-------- DATASET ENTRIES

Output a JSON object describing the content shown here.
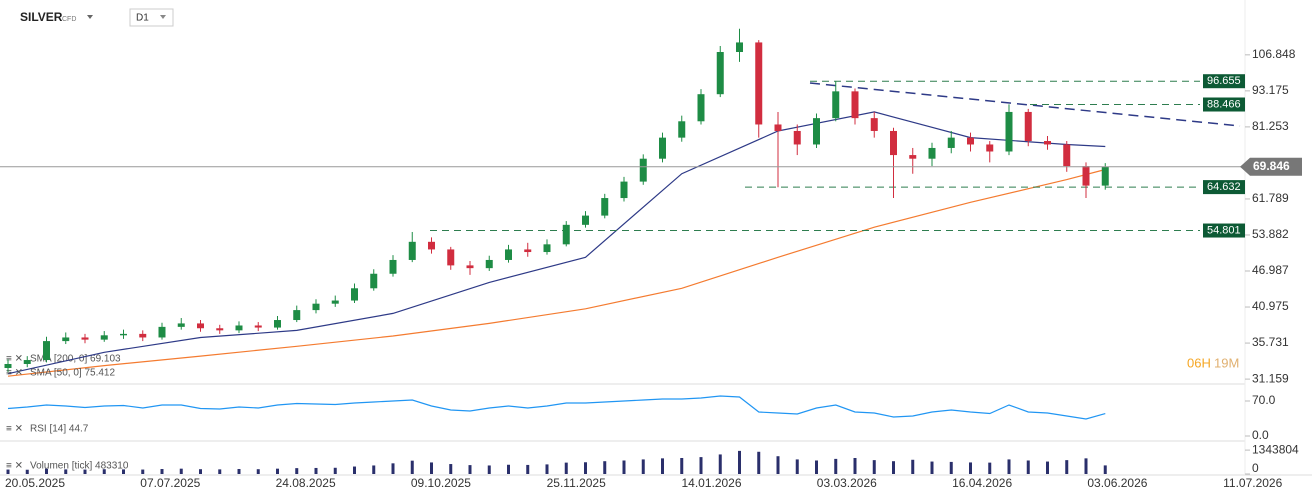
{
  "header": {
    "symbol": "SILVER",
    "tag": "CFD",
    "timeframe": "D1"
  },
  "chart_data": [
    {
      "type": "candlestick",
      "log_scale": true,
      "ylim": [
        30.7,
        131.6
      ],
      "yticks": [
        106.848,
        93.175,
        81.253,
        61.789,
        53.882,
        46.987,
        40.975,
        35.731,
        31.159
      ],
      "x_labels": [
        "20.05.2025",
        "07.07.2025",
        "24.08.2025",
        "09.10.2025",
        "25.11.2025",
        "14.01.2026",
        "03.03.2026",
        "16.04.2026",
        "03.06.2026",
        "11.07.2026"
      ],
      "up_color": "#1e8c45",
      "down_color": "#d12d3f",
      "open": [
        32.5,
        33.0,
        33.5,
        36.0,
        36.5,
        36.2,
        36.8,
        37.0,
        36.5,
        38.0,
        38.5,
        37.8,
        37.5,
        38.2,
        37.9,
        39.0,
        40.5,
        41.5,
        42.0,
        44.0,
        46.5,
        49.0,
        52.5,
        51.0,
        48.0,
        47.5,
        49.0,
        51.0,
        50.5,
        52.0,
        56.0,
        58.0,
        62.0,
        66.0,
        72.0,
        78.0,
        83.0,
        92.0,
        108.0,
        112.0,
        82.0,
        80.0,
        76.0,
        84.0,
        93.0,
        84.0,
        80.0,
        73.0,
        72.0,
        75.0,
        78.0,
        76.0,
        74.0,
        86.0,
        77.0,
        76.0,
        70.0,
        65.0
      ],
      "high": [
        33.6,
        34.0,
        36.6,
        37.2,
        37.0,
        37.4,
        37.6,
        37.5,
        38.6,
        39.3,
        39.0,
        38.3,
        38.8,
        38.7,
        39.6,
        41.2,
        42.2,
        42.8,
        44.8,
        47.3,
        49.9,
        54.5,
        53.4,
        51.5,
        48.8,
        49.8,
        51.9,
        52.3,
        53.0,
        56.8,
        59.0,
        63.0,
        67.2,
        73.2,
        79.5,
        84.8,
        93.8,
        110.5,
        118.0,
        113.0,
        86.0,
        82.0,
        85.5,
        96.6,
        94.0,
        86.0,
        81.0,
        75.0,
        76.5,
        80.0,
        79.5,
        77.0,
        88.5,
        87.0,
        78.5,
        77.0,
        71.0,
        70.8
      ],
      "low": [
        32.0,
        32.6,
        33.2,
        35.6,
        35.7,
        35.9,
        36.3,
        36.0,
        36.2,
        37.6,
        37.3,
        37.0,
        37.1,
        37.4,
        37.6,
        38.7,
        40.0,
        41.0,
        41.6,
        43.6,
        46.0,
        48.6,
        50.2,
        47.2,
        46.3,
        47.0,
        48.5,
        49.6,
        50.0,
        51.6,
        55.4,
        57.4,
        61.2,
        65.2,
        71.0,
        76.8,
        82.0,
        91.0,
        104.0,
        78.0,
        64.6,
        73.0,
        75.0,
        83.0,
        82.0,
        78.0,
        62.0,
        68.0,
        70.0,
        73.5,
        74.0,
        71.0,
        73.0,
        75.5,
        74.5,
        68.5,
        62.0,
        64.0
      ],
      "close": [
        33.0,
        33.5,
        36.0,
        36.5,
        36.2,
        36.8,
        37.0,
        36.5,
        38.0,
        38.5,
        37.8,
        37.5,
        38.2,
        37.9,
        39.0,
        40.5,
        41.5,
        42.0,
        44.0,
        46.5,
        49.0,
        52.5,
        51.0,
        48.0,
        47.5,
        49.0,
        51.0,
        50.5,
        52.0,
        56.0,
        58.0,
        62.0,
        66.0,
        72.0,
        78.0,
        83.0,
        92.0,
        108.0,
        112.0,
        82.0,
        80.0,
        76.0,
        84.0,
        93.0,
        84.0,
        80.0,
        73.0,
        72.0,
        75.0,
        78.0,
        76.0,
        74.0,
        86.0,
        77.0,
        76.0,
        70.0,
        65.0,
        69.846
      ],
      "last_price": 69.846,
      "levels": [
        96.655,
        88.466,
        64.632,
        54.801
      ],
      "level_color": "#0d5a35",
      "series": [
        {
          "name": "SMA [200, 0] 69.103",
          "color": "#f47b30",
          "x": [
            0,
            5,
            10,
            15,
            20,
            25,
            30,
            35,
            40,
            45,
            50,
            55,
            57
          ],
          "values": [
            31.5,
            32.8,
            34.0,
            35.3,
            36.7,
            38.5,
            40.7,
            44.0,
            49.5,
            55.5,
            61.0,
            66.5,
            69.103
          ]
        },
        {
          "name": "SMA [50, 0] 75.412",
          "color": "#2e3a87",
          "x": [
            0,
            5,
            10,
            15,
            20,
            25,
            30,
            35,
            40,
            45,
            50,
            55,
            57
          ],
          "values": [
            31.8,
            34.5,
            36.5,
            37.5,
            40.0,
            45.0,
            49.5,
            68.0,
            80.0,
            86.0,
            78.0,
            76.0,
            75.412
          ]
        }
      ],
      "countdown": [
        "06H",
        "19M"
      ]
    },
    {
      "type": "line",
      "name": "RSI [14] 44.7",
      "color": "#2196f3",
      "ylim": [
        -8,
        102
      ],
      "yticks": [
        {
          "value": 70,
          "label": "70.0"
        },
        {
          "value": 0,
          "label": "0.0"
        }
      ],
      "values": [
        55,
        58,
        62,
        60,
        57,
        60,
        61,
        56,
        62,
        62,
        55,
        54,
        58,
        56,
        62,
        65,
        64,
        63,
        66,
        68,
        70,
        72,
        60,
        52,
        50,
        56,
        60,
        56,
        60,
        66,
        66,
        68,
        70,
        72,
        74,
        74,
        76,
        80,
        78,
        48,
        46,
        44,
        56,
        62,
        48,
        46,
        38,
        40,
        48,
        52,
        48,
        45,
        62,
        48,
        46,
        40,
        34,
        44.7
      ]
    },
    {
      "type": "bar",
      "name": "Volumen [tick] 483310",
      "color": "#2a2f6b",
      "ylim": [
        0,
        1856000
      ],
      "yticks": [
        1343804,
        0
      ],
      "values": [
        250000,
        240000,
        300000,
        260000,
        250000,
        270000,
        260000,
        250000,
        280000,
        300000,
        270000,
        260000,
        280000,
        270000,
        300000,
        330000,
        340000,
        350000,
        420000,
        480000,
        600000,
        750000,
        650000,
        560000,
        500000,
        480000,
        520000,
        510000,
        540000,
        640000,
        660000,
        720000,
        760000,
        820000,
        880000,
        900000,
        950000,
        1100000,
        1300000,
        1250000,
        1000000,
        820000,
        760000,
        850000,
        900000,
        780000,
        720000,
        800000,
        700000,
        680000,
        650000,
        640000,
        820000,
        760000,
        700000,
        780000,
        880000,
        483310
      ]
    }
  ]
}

----------------
-------- DATASET ENTRIES

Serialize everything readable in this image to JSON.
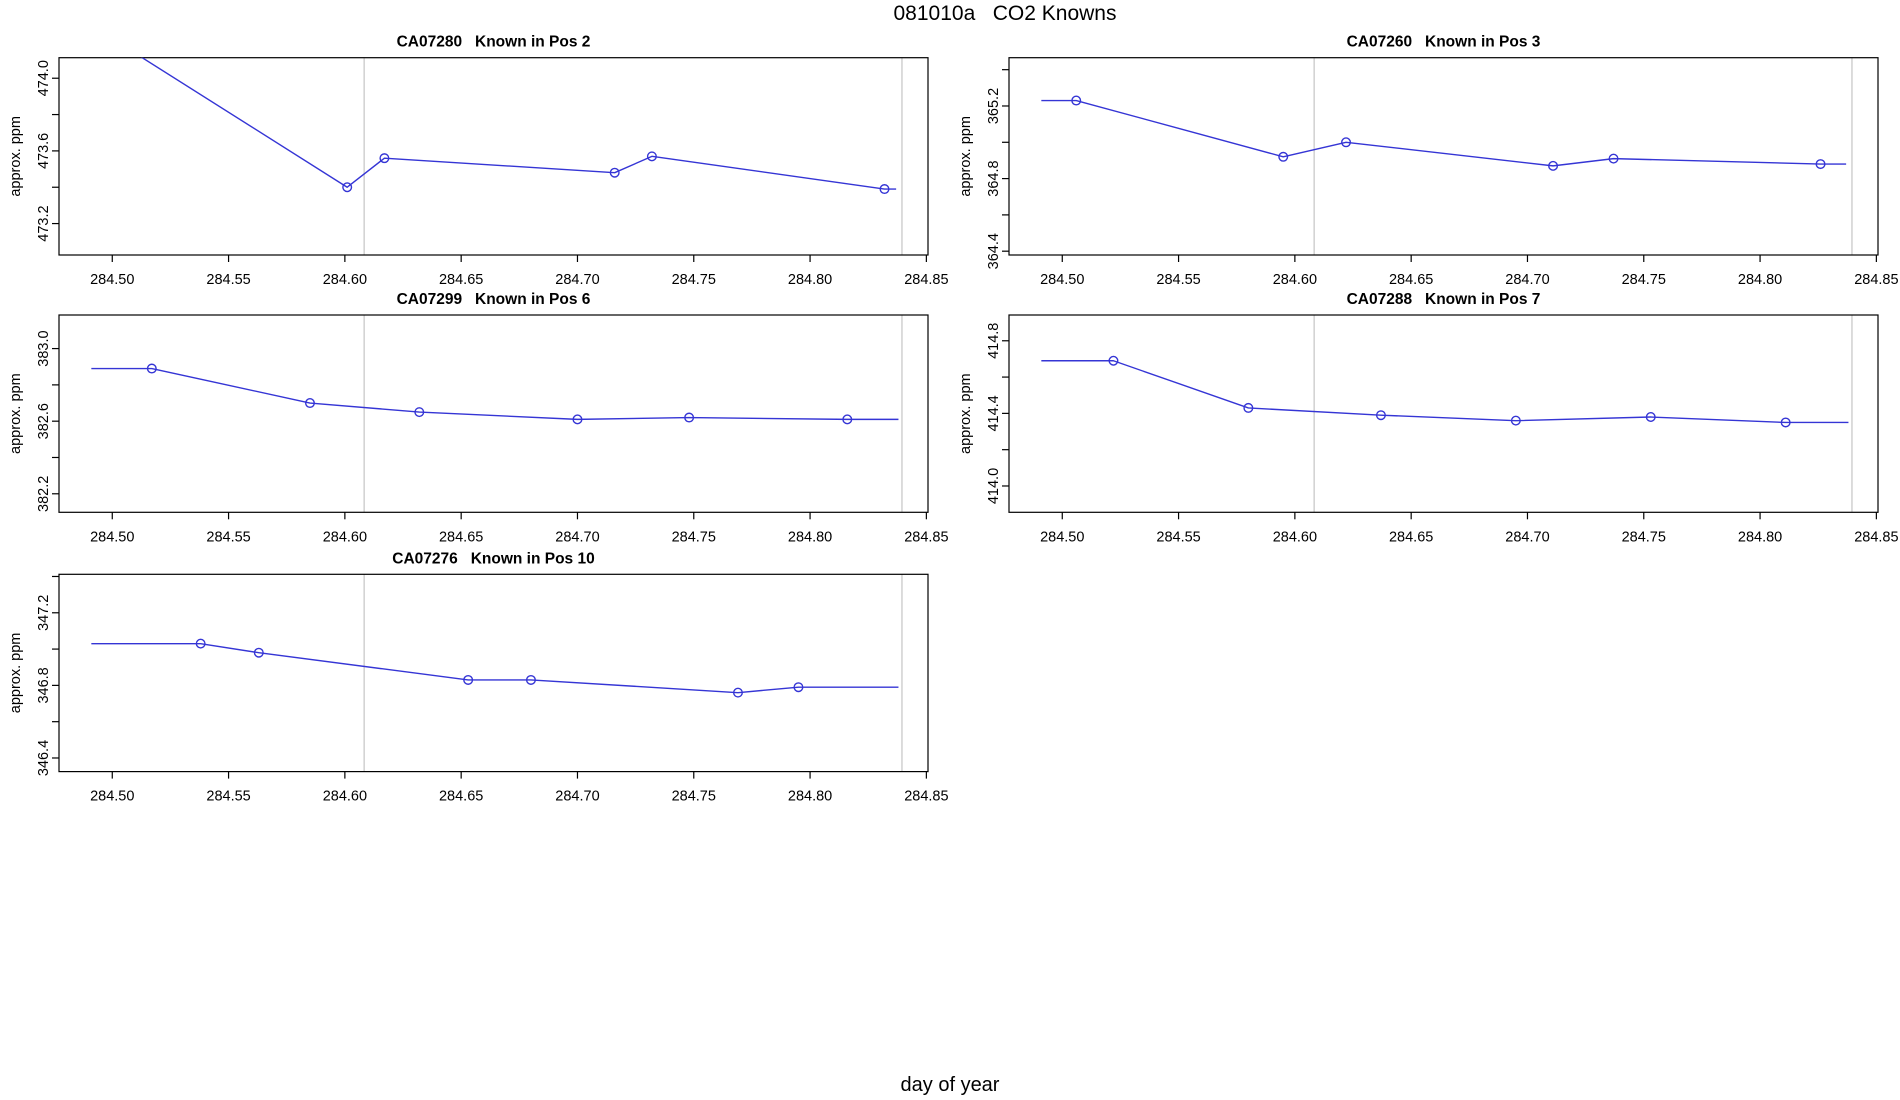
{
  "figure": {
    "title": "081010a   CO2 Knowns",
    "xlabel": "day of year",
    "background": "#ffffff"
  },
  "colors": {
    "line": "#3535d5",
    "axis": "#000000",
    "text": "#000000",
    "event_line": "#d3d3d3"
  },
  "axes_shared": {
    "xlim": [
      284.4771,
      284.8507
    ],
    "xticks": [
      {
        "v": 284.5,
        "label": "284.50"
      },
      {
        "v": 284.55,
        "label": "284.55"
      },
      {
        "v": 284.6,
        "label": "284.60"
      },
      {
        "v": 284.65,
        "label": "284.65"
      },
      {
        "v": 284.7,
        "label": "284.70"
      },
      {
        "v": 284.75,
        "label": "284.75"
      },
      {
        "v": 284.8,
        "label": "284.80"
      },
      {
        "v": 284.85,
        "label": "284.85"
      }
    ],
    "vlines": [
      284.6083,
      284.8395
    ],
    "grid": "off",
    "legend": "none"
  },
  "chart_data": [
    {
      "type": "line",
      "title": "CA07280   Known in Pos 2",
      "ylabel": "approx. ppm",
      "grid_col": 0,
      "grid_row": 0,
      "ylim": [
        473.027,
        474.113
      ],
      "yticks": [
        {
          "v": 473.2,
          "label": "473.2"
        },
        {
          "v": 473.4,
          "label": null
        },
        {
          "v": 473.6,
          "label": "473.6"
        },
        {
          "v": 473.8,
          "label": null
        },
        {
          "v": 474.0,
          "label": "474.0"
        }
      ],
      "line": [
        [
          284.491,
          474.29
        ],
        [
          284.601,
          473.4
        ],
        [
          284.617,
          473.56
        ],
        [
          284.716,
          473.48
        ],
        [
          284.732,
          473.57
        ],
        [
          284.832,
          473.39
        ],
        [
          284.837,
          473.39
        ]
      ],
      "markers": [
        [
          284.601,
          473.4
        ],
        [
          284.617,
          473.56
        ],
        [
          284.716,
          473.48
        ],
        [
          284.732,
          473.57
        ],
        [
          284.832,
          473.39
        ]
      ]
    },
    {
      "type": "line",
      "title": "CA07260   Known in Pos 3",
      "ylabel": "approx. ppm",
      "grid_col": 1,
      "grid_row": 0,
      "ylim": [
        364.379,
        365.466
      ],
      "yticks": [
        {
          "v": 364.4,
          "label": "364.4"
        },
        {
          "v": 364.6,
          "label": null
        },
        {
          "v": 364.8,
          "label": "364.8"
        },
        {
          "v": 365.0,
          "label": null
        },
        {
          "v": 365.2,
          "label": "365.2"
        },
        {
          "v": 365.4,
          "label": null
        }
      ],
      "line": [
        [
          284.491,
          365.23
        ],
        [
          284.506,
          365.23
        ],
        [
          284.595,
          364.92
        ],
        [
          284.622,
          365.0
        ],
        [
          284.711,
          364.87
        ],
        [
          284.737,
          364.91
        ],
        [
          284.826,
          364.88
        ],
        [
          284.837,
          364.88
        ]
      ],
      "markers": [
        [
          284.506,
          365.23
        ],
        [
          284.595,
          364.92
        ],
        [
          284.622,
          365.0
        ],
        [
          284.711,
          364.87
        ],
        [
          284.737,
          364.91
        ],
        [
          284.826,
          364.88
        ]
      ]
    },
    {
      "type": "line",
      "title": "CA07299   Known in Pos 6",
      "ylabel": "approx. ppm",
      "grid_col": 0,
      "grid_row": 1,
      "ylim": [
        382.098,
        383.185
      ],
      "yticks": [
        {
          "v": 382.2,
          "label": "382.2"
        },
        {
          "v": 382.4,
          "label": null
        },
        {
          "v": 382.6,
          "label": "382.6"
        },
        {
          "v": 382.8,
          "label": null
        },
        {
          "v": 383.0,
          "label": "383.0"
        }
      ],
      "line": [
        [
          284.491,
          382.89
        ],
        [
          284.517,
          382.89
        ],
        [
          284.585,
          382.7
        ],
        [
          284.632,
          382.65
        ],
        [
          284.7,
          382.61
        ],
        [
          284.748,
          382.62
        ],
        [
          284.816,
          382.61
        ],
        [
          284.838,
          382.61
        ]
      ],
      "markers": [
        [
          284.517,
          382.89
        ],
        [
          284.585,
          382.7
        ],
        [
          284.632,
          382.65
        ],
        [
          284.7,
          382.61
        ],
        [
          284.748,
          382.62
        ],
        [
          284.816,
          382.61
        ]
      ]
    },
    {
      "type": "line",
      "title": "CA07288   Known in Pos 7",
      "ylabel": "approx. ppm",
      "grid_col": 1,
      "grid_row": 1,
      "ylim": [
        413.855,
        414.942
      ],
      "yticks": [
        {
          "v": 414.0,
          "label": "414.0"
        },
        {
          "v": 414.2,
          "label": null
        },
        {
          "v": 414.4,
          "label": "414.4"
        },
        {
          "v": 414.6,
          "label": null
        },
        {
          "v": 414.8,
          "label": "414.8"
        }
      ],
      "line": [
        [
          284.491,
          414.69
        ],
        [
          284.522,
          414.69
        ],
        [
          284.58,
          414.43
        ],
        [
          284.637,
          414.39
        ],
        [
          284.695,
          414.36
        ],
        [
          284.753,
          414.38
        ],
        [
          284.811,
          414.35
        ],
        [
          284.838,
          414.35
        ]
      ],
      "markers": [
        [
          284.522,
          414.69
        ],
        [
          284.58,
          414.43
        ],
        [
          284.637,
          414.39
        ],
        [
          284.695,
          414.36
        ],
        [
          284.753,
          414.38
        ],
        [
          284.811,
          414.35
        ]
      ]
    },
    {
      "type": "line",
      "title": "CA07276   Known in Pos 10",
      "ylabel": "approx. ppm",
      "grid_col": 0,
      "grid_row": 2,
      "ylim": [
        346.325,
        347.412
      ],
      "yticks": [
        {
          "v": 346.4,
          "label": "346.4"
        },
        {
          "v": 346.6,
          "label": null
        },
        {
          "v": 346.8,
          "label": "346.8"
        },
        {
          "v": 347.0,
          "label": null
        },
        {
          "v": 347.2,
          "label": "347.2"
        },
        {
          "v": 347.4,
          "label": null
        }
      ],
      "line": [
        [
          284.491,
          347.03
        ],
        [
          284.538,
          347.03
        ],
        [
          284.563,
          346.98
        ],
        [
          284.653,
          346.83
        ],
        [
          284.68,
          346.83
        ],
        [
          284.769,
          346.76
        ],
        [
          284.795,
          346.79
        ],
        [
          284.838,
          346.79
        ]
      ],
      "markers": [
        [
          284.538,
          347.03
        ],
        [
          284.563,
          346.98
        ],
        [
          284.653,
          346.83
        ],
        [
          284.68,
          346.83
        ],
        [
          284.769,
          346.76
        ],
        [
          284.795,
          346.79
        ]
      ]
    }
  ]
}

----------------

_EXERCISE_. Copy each line of the listing that includes "JSON".

_TASK ANSWER_.
Output a JSON object describing the content shown here.
Serialize everything readable in this image to JSON.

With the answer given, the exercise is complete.